__MATERIAL SHOWN__.
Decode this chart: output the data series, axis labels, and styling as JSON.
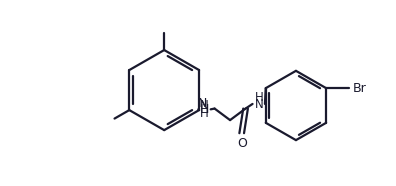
{
  "bg_color": "#ffffff",
  "bond_color": "#1a1a2e",
  "atom_color": "#1a1a2e",
  "lw": 1.6,
  "fs": 9.0,
  "xlim": [
    0,
    396
  ],
  "ylim": [
    0,
    186
  ]
}
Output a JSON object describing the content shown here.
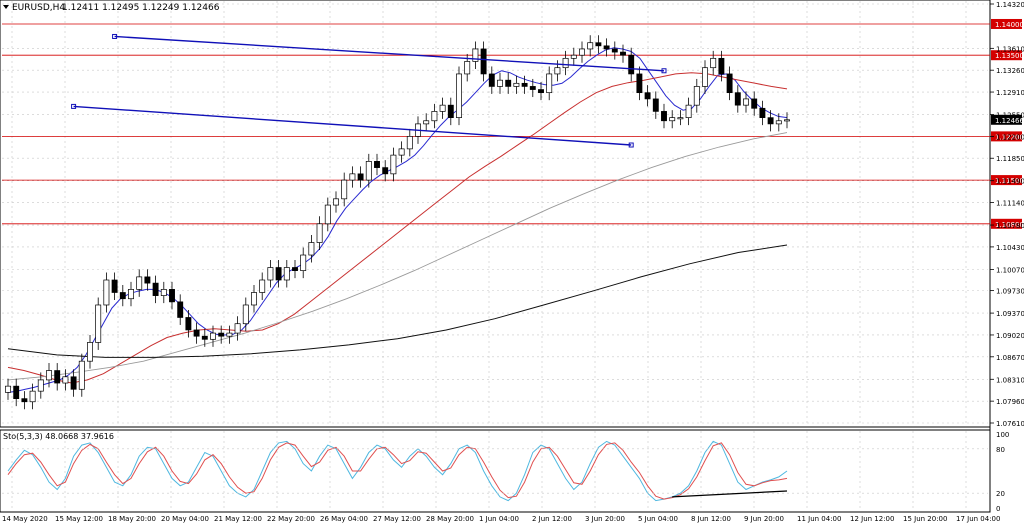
{
  "header": {
    "symbol": "EURUSD,H4",
    "ohlc": "1.12411 1.12495 1.12249 1.12466"
  },
  "colors": {
    "bull_candle": "#ffffff",
    "bear_candle": "#000000",
    "support_resistance": "#d40000",
    "channel": "#1010b8",
    "ma_fast": "#2a2ad0",
    "ma_mid": "#c83030",
    "ma_slow_gray": "#9a9a9a",
    "ma_slow_black": "#101010",
    "stoch_main": "#4fb8e0",
    "stoch_signal": "#e05050"
  },
  "chart_data": [
    {
      "type": "candlestick",
      "symbol": "EURUSD",
      "timeframe": "H4",
      "last_price": "1.12466",
      "ylim": [
        1.0761,
        1.1432
      ],
      "y_ticks": [
        "1.14320",
        "1.13610",
        "1.13260",
        "1.12910",
        "1.12550",
        "1.12200",
        "1.11850",
        "1.11490",
        "1.11140",
        "1.10780",
        "1.10430",
        "1.10070",
        "1.09730",
        "1.09370",
        "1.09020",
        "1.08670",
        "1.08310",
        "1.07960",
        "1.07610"
      ],
      "x_ticks": [
        "14 May 2020",
        "15 May 12:00",
        "18 May 20:00",
        "20 May 04:00",
        "21 May 12:00",
        "22 May 20:00",
        "26 May 04:00",
        "27 May 12:00",
        "28 May 20:00",
        "1 Jun 04:00",
        "2 Jun 12:00",
        "3 Jun 20:00",
        "5 Jun 04:00",
        "8 Jun 12:00",
        "9 Jun 20:00",
        "11 Jun 04:00",
        "12 Jun 12:00",
        "15 Jun 20:00",
        "17 Jun 04:00"
      ],
      "horizontal_levels": [
        "1.14000",
        "1.13500",
        "1.12200",
        "1.11500",
        "1.10800"
      ],
      "price_tag": "1.12466",
      "channel": {
        "upper": [
          [
            13,
            1.138
          ],
          [
            74,
            1.133
          ]
        ],
        "lower": [
          [
            8,
            1.1268
          ],
          [
            74,
            1.1208
          ]
        ]
      },
      "candles_close": [
        1.082,
        1.08,
        1.0795,
        1.0812,
        1.083,
        1.0845,
        1.0825,
        1.0835,
        1.0815,
        1.086,
        1.089,
        1.095,
        1.099,
        1.097,
        1.096,
        1.0975,
        1.0995,
        1.0985,
        1.0965,
        1.0975,
        1.0955,
        1.093,
        1.091,
        1.09,
        1.0895,
        1.0905,
        1.09,
        1.0905,
        1.092,
        1.095,
        1.097,
        1.099,
        1.101,
        1.099,
        1.101,
        1.1005,
        1.103,
        1.105,
        1.108,
        1.111,
        1.112,
        1.115,
        1.116,
        1.115,
        1.118,
        1.117,
        1.116,
        1.119,
        1.12,
        1.122,
        1.124,
        1.1245,
        1.126,
        1.127,
        1.125,
        1.132,
        1.134,
        1.136,
        1.132,
        1.13,
        1.131,
        1.13,
        1.1305,
        1.13,
        1.1295,
        1.129,
        1.132,
        1.133,
        1.1345,
        1.135,
        1.136,
        1.137,
        1.1365,
        1.136,
        1.1355,
        1.135,
        1.132,
        1.129,
        1.128,
        1.126,
        1.1245,
        1.125,
        1.125,
        1.127,
        1.13,
        1.133,
        1.1345,
        1.132,
        1.129,
        1.127,
        1.128,
        1.1265,
        1.125,
        1.124,
        1.1245,
        1.12466
      ],
      "moving_averages": [
        {
          "name": "fast",
          "values": [
            1.081,
            1.0812,
            1.0815,
            1.0818,
            1.0822,
            1.0826,
            1.083,
            1.0838,
            1.085,
            1.087,
            1.0895,
            1.092,
            1.0945,
            1.096,
            1.0968,
            1.0972,
            1.0975,
            1.0975,
            1.097,
            1.0962,
            1.095,
            1.0935,
            1.092,
            1.091,
            1.0903,
            1.0902,
            1.0903,
            1.091,
            1.0925,
            1.0945,
            1.0965,
            1.0985,
            1.1,
            1.1008,
            1.1015,
            1.1025,
            1.104,
            1.106,
            1.1085,
            1.1105,
            1.112,
            1.1135,
            1.1148,
            1.1158,
            1.1165,
            1.1172,
            1.118,
            1.119,
            1.1205,
            1.1222,
            1.1238,
            1.1252,
            1.1263,
            1.1275,
            1.129,
            1.1305,
            1.1318,
            1.1325,
            1.1322,
            1.1315,
            1.131,
            1.1306,
            1.1303,
            1.1302,
            1.1305,
            1.1315,
            1.1328,
            1.134,
            1.135,
            1.1358,
            1.1362,
            1.136,
            1.1356,
            1.1345,
            1.1325,
            1.1305,
            1.1285,
            1.127,
            1.1262,
            1.1265,
            1.128,
            1.13,
            1.1318,
            1.132,
            1.131,
            1.1292,
            1.1278,
            1.1266,
            1.1258,
            1.1252,
            1.125
          ]
        },
        {
          "name": "mid",
          "values": [
            1.085,
            1.0845,
            1.0838,
            1.083,
            1.0825,
            1.083,
            1.084,
            1.0855,
            1.087,
            1.0885,
            1.0898,
            1.0905,
            1.091,
            1.0912,
            1.091,
            1.0908,
            1.091,
            1.092,
            1.0935,
            1.0955,
            1.0975,
            1.0995,
            1.1015,
            1.1035,
            1.1055,
            1.1075,
            1.1095,
            1.1115,
            1.1135,
            1.1155,
            1.1172,
            1.1188,
            1.1205,
            1.1222,
            1.124,
            1.1258,
            1.1275,
            1.129,
            1.13,
            1.1306,
            1.131,
            1.1315,
            1.132,
            1.1322,
            1.132,
            1.1315,
            1.131,
            1.1305,
            1.13,
            1.1296
          ]
        },
        {
          "name": "slow-gray",
          "values": [
            1.083,
            1.0835,
            1.0842,
            1.085,
            1.086,
            1.0875,
            1.089,
            1.0905,
            1.0922,
            1.094,
            1.096,
            1.0982,
            1.1005,
            1.103,
            1.1055,
            1.108,
            1.1105,
            1.1128,
            1.115,
            1.117,
            1.1188,
            1.1203,
            1.1216,
            1.1226
          ]
        },
        {
          "name": "slow-black",
          "values": [
            1.088,
            1.087,
            1.0866,
            1.0866,
            1.0868,
            1.0872,
            1.0878,
            1.0886,
            1.0896,
            1.091,
            1.0928,
            1.095,
            1.0972,
            1.0995,
            1.1016,
            1.1034,
            1.1046
          ]
        }
      ]
    },
    {
      "type": "line",
      "title": "Sto(5,3,3) 48.0668 37.9616",
      "ylim": [
        0,
        100
      ],
      "y_ticks": [
        "100",
        "80",
        "20",
        "0"
      ],
      "series": [
        {
          "values": [
            50,
            65,
            78,
            72,
            55,
            35,
            25,
            40,
            70,
            85,
            88,
            75,
            55,
            35,
            30,
            45,
            70,
            82,
            80,
            60,
            40,
            30,
            35,
            55,
            75,
            70,
            50,
            30,
            20,
            15,
            25,
            50,
            75,
            88,
            90,
            80,
            60,
            50,
            70,
            85,
            80,
            60,
            40,
            55,
            75,
            85,
            80,
            65,
            55,
            70,
            80,
            70,
            55,
            45,
            60,
            80,
            85,
            75,
            50,
            30,
            15,
            10,
            20,
            45,
            75,
            85,
            80,
            60,
            40,
            25,
            35,
            60,
            82,
            90,
            85,
            70,
            55,
            40,
            20,
            10,
            12,
            15,
            20,
            30,
            50,
            75,
            90,
            85,
            60,
            35,
            25,
            30,
            35,
            38,
            42,
            50
          ]
        },
        {
          "values": [
            45,
            60,
            72,
            74,
            62,
            45,
            30,
            35,
            60,
            78,
            86,
            80,
            62,
            45,
            33,
            40,
            60,
            76,
            82,
            70,
            50,
            36,
            33,
            46,
            65,
            72,
            60,
            42,
            28,
            20,
            22,
            40,
            65,
            82,
            88,
            85,
            70,
            56,
            62,
            78,
            82,
            70,
            50,
            50,
            66,
            80,
            82,
            72,
            60,
            64,
            76,
            74,
            62,
            50,
            54,
            72,
            82,
            80,
            62,
            42,
            24,
            14,
            16,
            35,
            62,
            80,
            82,
            70,
            52,
            34,
            32,
            50,
            72,
            86,
            88,
            78,
            62,
            48,
            30,
            16,
            12,
            14,
            18,
            26,
            42,
            64,
            84,
            88,
            72,
            48,
            32,
            30,
            34,
            37,
            38,
            40
          ]
        }
      ]
    }
  ]
}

__THE EXERCISE__. Identify every line holding the word "name" and copy it out.

__RESPONSE TO THE EXERCISE__.
          "name": "fast",
          "name": "mid",
          "name": "slow-gray",
          "name": "slow-black",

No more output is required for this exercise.